> [What is asked] Select all lines in the records that include "last".

> [Exercise input]
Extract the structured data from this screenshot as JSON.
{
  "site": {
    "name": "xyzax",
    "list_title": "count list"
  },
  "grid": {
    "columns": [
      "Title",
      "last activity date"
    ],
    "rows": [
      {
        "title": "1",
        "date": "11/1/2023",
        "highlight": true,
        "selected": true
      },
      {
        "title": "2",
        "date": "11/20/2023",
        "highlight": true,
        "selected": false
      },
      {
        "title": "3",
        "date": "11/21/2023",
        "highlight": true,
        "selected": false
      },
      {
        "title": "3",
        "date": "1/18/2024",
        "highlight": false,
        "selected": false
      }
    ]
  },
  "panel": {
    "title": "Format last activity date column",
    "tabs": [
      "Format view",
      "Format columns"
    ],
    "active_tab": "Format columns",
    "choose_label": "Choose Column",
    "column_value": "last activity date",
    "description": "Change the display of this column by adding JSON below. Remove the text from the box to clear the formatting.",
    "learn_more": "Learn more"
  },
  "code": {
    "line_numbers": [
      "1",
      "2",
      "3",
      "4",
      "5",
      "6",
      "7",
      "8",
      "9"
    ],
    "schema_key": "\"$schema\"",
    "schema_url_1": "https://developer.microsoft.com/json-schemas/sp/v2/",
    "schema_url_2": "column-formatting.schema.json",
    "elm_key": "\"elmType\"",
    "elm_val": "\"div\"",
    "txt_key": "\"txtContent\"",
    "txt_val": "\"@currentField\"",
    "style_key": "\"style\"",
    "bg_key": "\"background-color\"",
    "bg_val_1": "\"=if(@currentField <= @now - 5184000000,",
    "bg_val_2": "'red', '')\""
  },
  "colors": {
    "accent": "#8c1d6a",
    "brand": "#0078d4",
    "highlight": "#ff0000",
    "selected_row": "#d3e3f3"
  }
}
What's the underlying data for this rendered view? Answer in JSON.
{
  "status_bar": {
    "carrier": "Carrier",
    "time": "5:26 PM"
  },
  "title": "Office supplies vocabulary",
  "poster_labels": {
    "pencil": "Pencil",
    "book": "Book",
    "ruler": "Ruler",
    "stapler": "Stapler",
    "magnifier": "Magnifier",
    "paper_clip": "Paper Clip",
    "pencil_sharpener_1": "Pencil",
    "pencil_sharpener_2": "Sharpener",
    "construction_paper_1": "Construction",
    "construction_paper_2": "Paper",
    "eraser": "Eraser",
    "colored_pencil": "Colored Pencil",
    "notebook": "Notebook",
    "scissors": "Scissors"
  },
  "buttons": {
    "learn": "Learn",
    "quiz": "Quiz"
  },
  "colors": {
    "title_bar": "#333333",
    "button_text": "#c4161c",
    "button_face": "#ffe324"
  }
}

> [Result]
      "last activity date"
    "title": "Format last activity date column",
    "column_value": "last activity date",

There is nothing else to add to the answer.